Transcribe the entries that follow, word for word.

Stored items

===============

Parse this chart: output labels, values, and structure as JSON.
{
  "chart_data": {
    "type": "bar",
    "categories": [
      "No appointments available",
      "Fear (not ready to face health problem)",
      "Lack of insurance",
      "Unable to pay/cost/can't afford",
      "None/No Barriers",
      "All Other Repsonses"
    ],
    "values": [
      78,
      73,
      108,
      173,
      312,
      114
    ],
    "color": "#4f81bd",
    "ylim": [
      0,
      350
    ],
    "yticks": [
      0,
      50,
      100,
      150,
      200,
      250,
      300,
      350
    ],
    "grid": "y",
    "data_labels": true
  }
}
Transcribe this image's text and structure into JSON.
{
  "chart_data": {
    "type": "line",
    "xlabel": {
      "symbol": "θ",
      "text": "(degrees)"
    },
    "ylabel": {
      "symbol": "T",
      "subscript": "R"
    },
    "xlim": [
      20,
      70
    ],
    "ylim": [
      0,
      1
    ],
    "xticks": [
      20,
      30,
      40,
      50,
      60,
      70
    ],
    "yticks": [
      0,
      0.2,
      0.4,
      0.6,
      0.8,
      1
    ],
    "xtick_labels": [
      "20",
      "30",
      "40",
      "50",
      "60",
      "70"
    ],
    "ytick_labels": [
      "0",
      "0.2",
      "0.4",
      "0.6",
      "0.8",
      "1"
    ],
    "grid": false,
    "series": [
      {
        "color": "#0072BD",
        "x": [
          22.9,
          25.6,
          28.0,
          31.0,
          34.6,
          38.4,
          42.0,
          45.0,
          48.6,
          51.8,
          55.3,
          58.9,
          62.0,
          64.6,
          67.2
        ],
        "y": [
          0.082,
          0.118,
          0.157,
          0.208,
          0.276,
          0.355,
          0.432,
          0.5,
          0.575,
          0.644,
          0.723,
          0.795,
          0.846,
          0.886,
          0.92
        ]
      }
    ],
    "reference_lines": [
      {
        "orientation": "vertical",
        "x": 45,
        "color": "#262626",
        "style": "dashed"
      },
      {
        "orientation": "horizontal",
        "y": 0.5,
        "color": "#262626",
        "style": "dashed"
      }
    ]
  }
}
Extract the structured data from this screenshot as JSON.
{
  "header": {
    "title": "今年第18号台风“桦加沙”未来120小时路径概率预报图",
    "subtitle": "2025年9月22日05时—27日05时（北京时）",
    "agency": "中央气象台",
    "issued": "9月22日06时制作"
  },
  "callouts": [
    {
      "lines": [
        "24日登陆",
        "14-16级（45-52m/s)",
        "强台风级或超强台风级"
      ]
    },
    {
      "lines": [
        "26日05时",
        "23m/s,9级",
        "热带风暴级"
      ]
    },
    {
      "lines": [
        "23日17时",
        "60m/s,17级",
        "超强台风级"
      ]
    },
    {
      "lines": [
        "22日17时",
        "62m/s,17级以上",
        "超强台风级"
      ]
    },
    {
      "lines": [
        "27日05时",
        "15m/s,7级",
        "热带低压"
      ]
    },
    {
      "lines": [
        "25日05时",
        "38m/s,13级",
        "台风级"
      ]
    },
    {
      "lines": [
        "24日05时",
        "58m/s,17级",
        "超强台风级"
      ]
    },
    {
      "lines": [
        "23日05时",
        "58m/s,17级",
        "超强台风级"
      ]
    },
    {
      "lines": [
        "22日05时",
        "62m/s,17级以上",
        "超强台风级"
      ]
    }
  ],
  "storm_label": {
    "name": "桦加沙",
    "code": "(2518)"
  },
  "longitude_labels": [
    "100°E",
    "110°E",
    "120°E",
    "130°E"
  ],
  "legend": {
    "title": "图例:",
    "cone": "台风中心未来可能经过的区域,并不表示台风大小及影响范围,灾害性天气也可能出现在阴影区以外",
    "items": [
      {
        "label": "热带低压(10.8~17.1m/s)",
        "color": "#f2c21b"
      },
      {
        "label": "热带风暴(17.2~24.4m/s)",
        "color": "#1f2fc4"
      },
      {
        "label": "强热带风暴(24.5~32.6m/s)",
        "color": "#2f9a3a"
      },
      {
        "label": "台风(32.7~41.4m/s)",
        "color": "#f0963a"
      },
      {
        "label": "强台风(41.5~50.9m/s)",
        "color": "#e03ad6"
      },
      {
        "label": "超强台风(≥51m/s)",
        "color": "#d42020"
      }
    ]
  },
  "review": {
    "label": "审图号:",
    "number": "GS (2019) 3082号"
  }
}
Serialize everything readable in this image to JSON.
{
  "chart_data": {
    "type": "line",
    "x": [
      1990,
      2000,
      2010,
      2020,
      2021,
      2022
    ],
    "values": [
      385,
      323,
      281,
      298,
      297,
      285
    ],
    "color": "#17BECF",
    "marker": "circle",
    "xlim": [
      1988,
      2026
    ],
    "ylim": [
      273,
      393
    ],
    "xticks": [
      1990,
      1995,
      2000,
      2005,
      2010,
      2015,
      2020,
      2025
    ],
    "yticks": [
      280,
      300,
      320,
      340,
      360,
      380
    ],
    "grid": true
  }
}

===============

:: FINAL RESULT ::
Parse this chart: output labels, values, and structure as JSON.
{
  "chart_data": {
    "type": "bar",
    "categories": [
      "No appointments available",
      "Fear (not ready to face health problem)",
      "Lack of insurance",
      "Unable to pay/cost/can't afford",
      "None/No Barriers",
      "All Other Repsonses"
    ],
    "values": [
      78,
      73,
      108,
      173,
      312,
      114
    ],
    "color": "#4f81bd",
    "ylim": [
      0,
      350
    ],
    "yticks": [
      0,
      50,
      100,
      150,
      200,
      250,
      300,
      350
    ],
    "grid": "y",
    "data_labels": true
  }
}
Transcribe this image's text and structure into JSON.
{
  "chart_data": {
    "type": "line",
    "xlabel": {
      "symbol": "θ",
      "text": "(degrees)"
    },
    "ylabel": {
      "symbol": "T",
      "subscript": "R"
    },
    "xlim": [
      20,
      70
    ],
    "ylim": [
      0,
      1
    ],
    "xticks": [
      20,
      30,
      40,
      50,
      60,
      70
    ],
    "yticks": [
      0,
      0.2,
      0.4,
      0.6,
      0.8,
      1
    ],
    "xtick_labels": [
      "20",
      "30",
      "40",
      "50",
      "60",
      "70"
    ],
    "ytick_labels": [
      "0",
      "0.2",
      "0.4",
      "0.6",
      "0.8",
      "1"
    ],
    "grid": false,
    "series": [
      {
        "color": "#0072BD",
        "x": [
          22.9,
          25.6,
          28.0,
          31.0,
          34.6,
          38.4,
          42.0,
          45.0,
          48.6,
          51.8,
          55.3,
          58.9,
          62.0,
          64.6,
          67.2
        ],
        "y": [
          0.082,
          0.118,
          0.157,
          0.208,
          0.276,
          0.355,
          0.432,
          0.5,
          0.575,
          0.644,
          0.723,
          0.795,
          0.846,
          0.886,
          0.92
        ]
      }
    ],
    "reference_lines": [
      {
        "orientation": "vertical",
        "x": 45,
        "color": "#262626",
        "style": "dashed"
      },
      {
        "orientation": "horizontal",
        "y": 0.5,
        "color": "#262626",
        "style": "dashed"
      }
    ]
  }
}
Extract the structured data from this screenshot as JSON.
{
  "header": {
    "title": "今年第18号台风“桦加沙”未来120小时路径概率预报图",
    "subtitle": "2025年9月22日05时—27日05时（北京时）",
    "agency": "中央气象台",
    "issued": "9月22日06时制作"
  },
  "callouts": [
    {
      "lines": [
        "24日登陆",
        "14-16级（45-52m/s)",
        "强台风级或超强台风级"
      ]
    },
    {
      "lines": [
        "26日05时",
        "23m/s,9级",
        "热带风暴级"
      ]
    },
    {
      "lines": [
        "23日17时",
        "60m/s,17级",
        "超强台风级"
      ]
    },
    {
      "lines": [
        "22日17时",
        "62m/s,17级以上",
        "超强台风级"
      ]
    },
    {
      "lines": [
        "27日05时",
        "15m/s,7级",
        "热带低压"
      ]
    },
    {
      "lines": [
        "25日05时",
        "38m/s,13级",
        "台风级"
      ]
    },
    {
      "lines": [
        "24日05时",
        "58m/s,17级",
        "超强台风级"
      ]
    },
    {
      "lines": [
        "23日05时",
        "58m/s,17级",
        "超强台风级"
      ]
    },
    {
      "lines": [
        "22日05时",
        "62m/s,17级以上",
        "超强台风级"
      ]
    }
  ],
  "storm_label": {
    "name": "桦加沙",
    "code": "(2518)"
  },
  "longitude_labels": [
    "100°E",
    "110°E",
    "120°E",
    "130°E"
  ],
  "legend": {
    "title": "图例:",
    "cone": "台风中心未来可能经过的区域,并不表示台风大小及影响范围,灾害性天气也可能出现在阴影区以外",
    "items": [
      {
        "label": "热带低压(10.8~17.1m/s)",
        "color": "#f2c21b"
      },
      {
        "label": "热带风暴(17.2~24.4m/s)",
        "color": "#1f2fc4"
      },
      {
        "label": "强热带风暴(24.5~32.6m/s)",
        "color": "#2f9a3a"
      },
      {
        "label": "台风(32.7~41.4m/s)",
        "color": "#f0963a"
      },
      {
        "label": "强台风(41.5~50.9m/s)",
        "color": "#e03ad6"
      },
      {
        "label": "超强台风(≥51m/s)",
        "color": "#d42020"
      }
    ]
  },
  "review": {
    "label": "审图号:",
    "number": "GS (2019) 3082号"
  }
}
Serialize everything readable in this image to JSON.
{
  "chart_data": {
    "type": "line",
    "x": [
      1990,
      2000,
      2010,
      2020,
      2021,
      2022
    ],
    "values": [
      385,
      323,
      281,
      298,
      297,
      285
    ],
    "color": "#17BECF",
    "marker": "circle",
    "xlim": [
      1988,
      2026
    ],
    "ylim": [
      273,
      393
    ],
    "xticks": [
      1990,
      1995,
      2000,
      2005,
      2010,
      2015,
      2020,
      2025
    ],
    "yticks": [
      280,
      300,
      320,
      340,
      360,
      380
    ],
    "grid": true
  }
}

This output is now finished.